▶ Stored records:

┏━━

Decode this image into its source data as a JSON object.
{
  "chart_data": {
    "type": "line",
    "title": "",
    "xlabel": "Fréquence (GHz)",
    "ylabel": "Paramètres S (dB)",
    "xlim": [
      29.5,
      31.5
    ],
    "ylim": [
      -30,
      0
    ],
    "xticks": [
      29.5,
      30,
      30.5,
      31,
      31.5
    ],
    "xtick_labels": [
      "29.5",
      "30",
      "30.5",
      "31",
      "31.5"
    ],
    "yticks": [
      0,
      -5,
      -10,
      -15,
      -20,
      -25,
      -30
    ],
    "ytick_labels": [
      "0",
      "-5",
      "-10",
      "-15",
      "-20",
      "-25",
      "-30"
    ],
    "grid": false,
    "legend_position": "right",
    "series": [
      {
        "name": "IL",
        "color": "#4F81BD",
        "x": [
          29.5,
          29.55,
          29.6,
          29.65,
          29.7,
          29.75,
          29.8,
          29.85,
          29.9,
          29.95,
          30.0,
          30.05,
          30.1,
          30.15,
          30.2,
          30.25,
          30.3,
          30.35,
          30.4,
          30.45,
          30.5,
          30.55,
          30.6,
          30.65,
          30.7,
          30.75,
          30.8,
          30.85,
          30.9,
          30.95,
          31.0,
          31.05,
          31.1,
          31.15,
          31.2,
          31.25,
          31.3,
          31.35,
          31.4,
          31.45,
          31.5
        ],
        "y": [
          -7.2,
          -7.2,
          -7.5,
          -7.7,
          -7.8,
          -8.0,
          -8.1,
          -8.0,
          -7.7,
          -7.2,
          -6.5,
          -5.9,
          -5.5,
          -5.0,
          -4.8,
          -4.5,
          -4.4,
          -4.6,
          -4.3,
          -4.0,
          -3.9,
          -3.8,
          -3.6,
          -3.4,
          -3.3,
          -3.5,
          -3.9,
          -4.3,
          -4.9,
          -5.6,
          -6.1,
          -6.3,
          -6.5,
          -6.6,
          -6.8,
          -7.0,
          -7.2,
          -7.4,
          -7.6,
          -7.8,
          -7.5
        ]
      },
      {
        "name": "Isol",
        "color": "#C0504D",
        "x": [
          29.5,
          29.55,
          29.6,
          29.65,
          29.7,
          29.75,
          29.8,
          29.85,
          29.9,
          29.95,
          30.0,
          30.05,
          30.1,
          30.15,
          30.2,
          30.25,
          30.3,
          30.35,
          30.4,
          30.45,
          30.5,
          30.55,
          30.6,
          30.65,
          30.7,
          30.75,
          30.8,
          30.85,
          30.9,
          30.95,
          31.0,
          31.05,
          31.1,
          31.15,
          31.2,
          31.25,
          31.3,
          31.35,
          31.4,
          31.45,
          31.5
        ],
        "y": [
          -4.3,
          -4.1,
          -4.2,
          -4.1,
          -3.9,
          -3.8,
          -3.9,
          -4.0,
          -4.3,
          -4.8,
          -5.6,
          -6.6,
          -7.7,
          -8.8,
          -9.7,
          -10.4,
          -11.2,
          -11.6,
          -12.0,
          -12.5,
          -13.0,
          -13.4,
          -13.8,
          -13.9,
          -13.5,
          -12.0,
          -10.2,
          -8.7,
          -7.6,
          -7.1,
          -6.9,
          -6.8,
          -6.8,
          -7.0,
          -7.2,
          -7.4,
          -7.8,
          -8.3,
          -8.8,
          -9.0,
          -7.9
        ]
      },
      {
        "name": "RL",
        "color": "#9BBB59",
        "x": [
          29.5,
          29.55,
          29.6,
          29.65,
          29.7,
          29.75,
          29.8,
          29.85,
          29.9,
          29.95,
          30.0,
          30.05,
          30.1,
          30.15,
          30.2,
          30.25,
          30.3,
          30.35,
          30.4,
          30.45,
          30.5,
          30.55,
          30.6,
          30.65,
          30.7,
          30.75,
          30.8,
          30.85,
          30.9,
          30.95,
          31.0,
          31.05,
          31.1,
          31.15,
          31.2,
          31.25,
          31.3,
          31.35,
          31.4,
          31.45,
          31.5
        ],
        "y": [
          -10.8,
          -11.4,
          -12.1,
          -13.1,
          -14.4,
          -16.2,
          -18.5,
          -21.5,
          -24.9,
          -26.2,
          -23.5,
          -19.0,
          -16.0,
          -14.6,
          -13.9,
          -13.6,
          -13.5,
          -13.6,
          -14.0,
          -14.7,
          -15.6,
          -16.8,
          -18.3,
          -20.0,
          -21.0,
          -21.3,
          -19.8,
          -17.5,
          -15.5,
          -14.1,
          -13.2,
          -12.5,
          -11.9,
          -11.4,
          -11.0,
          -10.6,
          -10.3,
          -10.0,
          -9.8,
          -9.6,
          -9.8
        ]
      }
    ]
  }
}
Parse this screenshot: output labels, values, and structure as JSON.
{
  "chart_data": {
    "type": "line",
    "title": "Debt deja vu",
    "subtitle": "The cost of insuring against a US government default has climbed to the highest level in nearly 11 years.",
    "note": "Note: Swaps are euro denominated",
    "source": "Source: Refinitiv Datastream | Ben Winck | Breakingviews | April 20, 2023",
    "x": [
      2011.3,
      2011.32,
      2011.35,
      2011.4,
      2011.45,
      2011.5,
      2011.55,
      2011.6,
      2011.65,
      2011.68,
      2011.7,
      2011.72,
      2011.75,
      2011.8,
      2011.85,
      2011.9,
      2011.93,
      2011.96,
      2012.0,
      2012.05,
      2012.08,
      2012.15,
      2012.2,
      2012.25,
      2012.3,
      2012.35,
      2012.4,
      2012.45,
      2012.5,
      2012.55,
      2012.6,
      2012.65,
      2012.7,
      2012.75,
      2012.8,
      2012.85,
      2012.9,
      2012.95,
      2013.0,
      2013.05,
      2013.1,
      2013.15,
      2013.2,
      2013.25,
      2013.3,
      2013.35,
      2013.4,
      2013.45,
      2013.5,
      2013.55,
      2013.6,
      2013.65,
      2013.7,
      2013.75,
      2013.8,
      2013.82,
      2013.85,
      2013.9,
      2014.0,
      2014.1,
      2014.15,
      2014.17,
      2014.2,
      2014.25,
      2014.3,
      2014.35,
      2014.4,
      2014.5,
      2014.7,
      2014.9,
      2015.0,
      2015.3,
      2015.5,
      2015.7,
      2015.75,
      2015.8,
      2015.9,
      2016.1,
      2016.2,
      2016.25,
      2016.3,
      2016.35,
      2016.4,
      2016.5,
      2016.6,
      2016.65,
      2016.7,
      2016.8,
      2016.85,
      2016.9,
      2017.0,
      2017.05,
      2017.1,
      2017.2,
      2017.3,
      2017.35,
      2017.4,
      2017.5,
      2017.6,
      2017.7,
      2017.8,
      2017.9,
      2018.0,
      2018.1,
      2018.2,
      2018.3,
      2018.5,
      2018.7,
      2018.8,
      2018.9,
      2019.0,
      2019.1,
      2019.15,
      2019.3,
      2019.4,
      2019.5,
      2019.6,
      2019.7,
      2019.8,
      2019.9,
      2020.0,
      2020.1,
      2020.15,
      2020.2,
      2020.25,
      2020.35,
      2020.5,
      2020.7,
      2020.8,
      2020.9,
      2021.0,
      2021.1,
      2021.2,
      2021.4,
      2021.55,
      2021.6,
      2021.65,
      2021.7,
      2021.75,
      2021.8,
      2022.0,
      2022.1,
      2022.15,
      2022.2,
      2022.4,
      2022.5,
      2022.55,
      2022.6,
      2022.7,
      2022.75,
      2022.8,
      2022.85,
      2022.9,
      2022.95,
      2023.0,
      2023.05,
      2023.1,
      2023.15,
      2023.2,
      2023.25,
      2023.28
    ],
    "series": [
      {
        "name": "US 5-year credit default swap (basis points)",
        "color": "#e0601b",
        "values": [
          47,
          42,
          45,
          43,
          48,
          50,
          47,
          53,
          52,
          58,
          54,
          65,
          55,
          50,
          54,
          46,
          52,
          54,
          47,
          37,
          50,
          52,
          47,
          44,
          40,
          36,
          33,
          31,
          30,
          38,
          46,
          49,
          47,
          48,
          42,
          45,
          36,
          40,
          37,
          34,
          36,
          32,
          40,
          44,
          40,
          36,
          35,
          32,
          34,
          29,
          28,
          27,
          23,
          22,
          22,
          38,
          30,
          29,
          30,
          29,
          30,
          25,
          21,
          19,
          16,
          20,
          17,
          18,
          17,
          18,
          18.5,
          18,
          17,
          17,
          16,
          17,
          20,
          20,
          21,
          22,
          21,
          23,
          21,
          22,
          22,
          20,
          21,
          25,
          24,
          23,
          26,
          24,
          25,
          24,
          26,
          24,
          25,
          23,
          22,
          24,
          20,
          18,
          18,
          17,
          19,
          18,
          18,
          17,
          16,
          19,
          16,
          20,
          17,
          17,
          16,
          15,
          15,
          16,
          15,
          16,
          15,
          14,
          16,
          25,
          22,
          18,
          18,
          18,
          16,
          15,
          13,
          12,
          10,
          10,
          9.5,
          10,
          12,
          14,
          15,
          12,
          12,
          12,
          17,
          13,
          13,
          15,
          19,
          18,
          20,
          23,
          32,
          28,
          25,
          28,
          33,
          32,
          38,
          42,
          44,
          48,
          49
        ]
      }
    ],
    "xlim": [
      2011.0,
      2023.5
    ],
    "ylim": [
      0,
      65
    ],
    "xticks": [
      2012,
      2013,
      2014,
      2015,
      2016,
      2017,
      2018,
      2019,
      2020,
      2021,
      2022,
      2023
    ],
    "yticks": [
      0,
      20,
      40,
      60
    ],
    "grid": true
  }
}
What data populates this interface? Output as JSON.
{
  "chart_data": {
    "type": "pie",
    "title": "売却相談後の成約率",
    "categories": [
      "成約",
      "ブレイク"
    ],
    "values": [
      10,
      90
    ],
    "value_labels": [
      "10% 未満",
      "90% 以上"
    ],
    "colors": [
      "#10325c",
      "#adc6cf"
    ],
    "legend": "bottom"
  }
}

┗━━

▶ Problem to work on: Each line containing "JSON" counts once; state the total number of such lines and nothing else.

▶ Result: 3